> **Work to be completed**: Copy the records below exactly, leaving out any pictures.

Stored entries
[Start]

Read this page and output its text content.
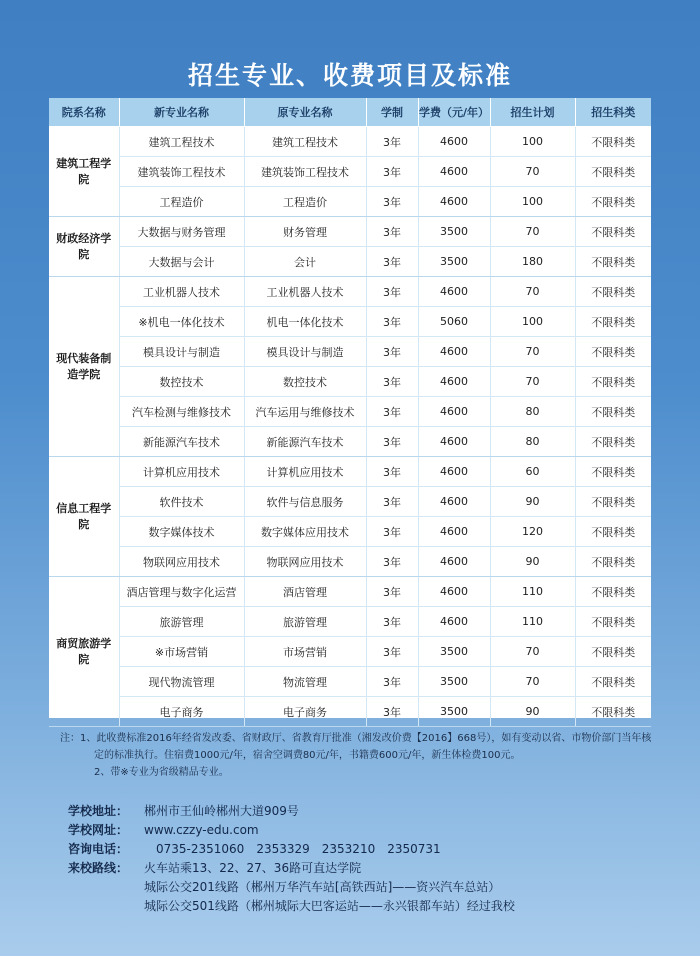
招生专业、收费项目及标准
院系名称	新专业名称	原专业名称	学制	学费（元/年）	招生计划	招生科类
建筑工程学院	建筑工程技术	建筑工程技术	3年	4600	100	不限科类
	建筑装饰工程技术	建筑装饰工程技术	3年	4600	70	不限科类
	工程造价	工程造价	3年	4600	100	不限科类
财政经济学院	大数据与财务管理	财务管理	3年	3500	70	不限科类
	大数据与会计	会计	3年	3500	180	不限科类
现代装备制造学院	工业机器人技术	工业机器人技术	3年	4600	70	不限科类
	※机电一体化技术	机电一体化技术	3年	5060	100	不限科类
	模具设计与制造	模具设计与制造	3年	4600	70	不限科类
	数控技术	数控技术	3年	4600	70	不限科类
	汽车检测与维修技术	汽车运用与维修技术	3年	4600	80	不限科类
	新能源汽车技术	新能源汽车技术	3年	4600	80	不限科类
信息工程学院	计算机应用技术	计算机应用技术	3年	4600	60	不限科类
	软件技术	软件与信息服务	3年	4600	90	不限科类
	数字媒体技术	数字媒体应用技术	3年	4600	120	不限科类
	物联网应用技术	物联网应用技术	3年	4600	90	不限科类
商贸旅游学院	酒店管理与数字化运营	酒店管理	3年	4600	110	不限科类
	旅游管理	旅游管理	3年	4600	110	不限科类
	※市场营销	市场营销	3年	3500	70	不限科类
	现代物流管理	物流管理	3年	3500	70	不限科类
	电子商务	电子商务	3年	3500	90	不限科类
注：1、此收费标准2016年经省发改委、省财政厅、省教育厅批准（湘发改价费【2016】668号），如有变动以省、市物价部门当年核定的标准执行。住宿费1000元/年，宿舍空调费80元/年，书籍费600元/年，新生体检费100元。
2、带※专业为省级精品专业。
学校地址：	郴州市王仙岭郴州大道909号
学校网址：	www.czzy-edu.com
咨询电话：	0735-2351060 2353329 2353210 2350731
来校路线：	火车站乘13、22、27、36路可直达学院
城际公交201线路（郴州万华汽车站[高铁西站]——资兴汽车总站）
城际公交501线路（郴州城际大巴客运站——永兴银都车站）经过我校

[End]

> **Answer for this exercise**:
Read this page and output its text content.
招生专业、收费项目及标准
院系名称	新专业名称	原专业名称	学制	学费（元/年）	招生计划	招生科类
建筑工程学院	建筑工程技术	建筑工程技术	3年	4600	100	不限科类
	建筑装饰工程技术	建筑装饰工程技术	3年	4600	70	不限科类
	工程造价	工程造价	3年	4600	100	不限科类
财政经济学院	大数据与财务管理	财务管理	3年	3500	70	不限科类
	大数据与会计	会计	3年	3500	180	不限科类
现代装备制造学院	工业机器人技术	工业机器人技术	3年	4600	70	不限科类
	※机电一体化技术	机电一体化技术	3年	5060	100	不限科类
	模具设计与制造	模具设计与制造	3年	4600	70	不限科类
	数控技术	数控技术	3年	4600	70	不限科类
	汽车检测与维修技术	汽车运用与维修技术	3年	4600	80	不限科类
	新能源汽车技术	新能源汽车技术	3年	4600	80	不限科类
信息工程学院	计算机应用技术	计算机应用技术	3年	4600	60	不限科类
	软件技术	软件与信息服务	3年	4600	90	不限科类
	数字媒体技术	数字媒体应用技术	3年	4600	120	不限科类
	物联网应用技术	物联网应用技术	3年	4600	90	不限科类
商贸旅游学院	酒店管理与数字化运营	酒店管理	3年	4600	110	不限科类
	旅游管理	旅游管理	3年	4600	110	不限科类
	※市场营销	市场营销	3年	3500	70	不限科类
	现代物流管理	物流管理	3年	3500	70	不限科类
	电子商务	电子商务	3年	3500	90	不限科类
注：1、此收费标准2016年经省发改委、省财政厅、省教育厅批准（湘发改价费【2016】668号），如有变动以省、市物价部门当年核定的标准执行。住宿费1000元/年，宿舍空调费80元/年，书籍费600元/年，新生体检费100元。
2、带※专业为省级精品专业。
学校地址：	郴州市王仙岭郴州大道909号
学校网址：	www.czzy-edu.com
咨询电话：	0735-2351060 2353329 2353210 2350731
来校路线：	火车站乘13、22、27、36路可直达学院
城际公交201线路（郴州万华汽车站[高铁西站]——资兴汽车总站）
城际公交501线路（郴州城际大巴客运站——永兴银都车站）经过我校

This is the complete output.